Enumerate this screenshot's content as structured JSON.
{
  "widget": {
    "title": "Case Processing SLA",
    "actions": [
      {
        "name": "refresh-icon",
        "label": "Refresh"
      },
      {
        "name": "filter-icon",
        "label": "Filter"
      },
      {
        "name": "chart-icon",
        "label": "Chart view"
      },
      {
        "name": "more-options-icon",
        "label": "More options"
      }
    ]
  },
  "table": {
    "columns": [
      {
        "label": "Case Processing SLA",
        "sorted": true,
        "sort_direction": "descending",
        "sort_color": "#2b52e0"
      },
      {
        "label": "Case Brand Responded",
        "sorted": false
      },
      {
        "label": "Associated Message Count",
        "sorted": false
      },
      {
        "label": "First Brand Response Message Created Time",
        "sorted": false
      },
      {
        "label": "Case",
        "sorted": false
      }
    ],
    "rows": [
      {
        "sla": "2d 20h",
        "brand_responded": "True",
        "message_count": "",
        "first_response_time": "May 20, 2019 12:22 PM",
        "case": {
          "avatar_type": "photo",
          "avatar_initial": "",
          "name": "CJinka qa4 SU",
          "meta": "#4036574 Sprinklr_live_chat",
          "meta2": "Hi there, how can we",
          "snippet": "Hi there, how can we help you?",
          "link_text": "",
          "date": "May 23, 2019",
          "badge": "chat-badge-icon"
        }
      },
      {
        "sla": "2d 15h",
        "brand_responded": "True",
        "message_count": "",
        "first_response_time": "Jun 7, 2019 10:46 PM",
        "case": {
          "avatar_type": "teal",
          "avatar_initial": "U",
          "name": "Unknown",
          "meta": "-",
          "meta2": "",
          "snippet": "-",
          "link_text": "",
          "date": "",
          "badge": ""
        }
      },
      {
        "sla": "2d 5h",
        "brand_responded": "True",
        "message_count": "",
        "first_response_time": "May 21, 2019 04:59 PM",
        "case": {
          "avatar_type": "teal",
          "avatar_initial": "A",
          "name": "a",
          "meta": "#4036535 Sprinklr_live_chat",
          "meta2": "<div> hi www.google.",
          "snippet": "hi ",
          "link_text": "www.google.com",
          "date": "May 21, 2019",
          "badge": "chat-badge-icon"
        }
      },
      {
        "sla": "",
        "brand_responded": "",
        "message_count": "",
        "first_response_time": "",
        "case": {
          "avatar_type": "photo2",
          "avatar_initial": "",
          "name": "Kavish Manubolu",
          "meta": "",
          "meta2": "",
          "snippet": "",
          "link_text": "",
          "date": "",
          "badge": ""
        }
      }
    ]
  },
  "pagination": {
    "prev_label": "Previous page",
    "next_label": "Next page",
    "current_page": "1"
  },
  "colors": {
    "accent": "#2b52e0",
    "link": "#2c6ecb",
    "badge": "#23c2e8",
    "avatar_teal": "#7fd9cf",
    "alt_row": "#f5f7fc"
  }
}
-------
_What is required_
Write out the material exactly as given.

_Written response_
Enumerate this screenshot's content as structured JSON.
{
  "widget": {
    "title": "Case Processing SLA",
    "actions": [
      {
        "name": "refresh-icon",
        "label": "Refresh"
      },
      {
        "name": "filter-icon",
        "label": "Filter"
      },
      {
        "name": "chart-icon",
        "label": "Chart view"
      },
      {
        "name": "more-options-icon",
        "label": "More options"
      }
    ]
  },
  "table": {
    "columns": [
      {
        "label": "Case Processing SLA",
        "sorted": true,
        "sort_direction": "descending",
        "sort_color": "#2b52e0"
      },
      {
        "label": "Case Brand Responded",
        "sorted": false
      },
      {
        "label": "Associated Message Count",
        "sorted": false
      },
      {
        "label": "First Brand Response Message Created Time",
        "sorted": false
      },
      {
        "label": "Case",
        "sorted": false
      }
    ],
    "rows": [
      {
        "sla": "2d 20h",
        "brand_responded": "True",
        "message_count": "",
        "first_response_time": "May 20, 2019 12:22 PM",
        "case": {
          "avatar_type": "photo",
          "avatar_initial": "",
          "name": "CJinka qa4 SU",
          "meta": "#4036574 Sprinklr_live_chat",
          "meta2": "Hi there, how can we",
          "snippet": "Hi there, how can we help you?",
          "link_text": "",
          "date": "May 23, 2019",
          "badge": "chat-badge-icon"
        }
      },
      {
        "sla": "2d 15h",
        "brand_responded": "True",
        "message_count": "",
        "first_response_time": "Jun 7, 2019 10:46 PM",
        "case": {
          "avatar_type": "teal",
          "avatar_initial": "U",
          "name": "Unknown",
          "meta": "-",
          "meta2": "",
          "snippet": "-",
          "link_text": "",
          "date": "",
          "badge": ""
        }
      },
      {
        "sla": "2d 5h",
        "brand_responded": "True",
        "message_count": "",
        "first_response_time": "May 21, 2019 04:59 PM",
        "case": {
          "avatar_type": "teal",
          "avatar_initial": "A",
          "name": "a",
          "meta": "#4036535 Sprinklr_live_chat",
          "meta2": "<div> hi www.google.",
          "snippet": "hi ",
          "link_text": "www.google.com",
          "date": "May 21, 2019",
          "badge": "chat-badge-icon"
        }
      },
      {
        "sla": "",
        "brand_responded": "",
        "message_count": "",
        "first_response_time": "",
        "case": {
          "avatar_type": "photo2",
          "avatar_initial": "",
          "name": "Kavish Manubolu",
          "meta": "",
          "meta2": "",
          "snippet": "",
          "link_text": "",
          "date": "",
          "badge": ""
        }
      }
    ]
  },
  "pagination": {
    "prev_label": "Previous page",
    "next_label": "Next page",
    "current_page": "1"
  },
  "colors": {
    "accent": "#2b52e0",
    "link": "#2c6ecb",
    "badge": "#23c2e8",
    "avatar_teal": "#7fd9cf",
    "alt_row": "#f5f7fc"
  }
}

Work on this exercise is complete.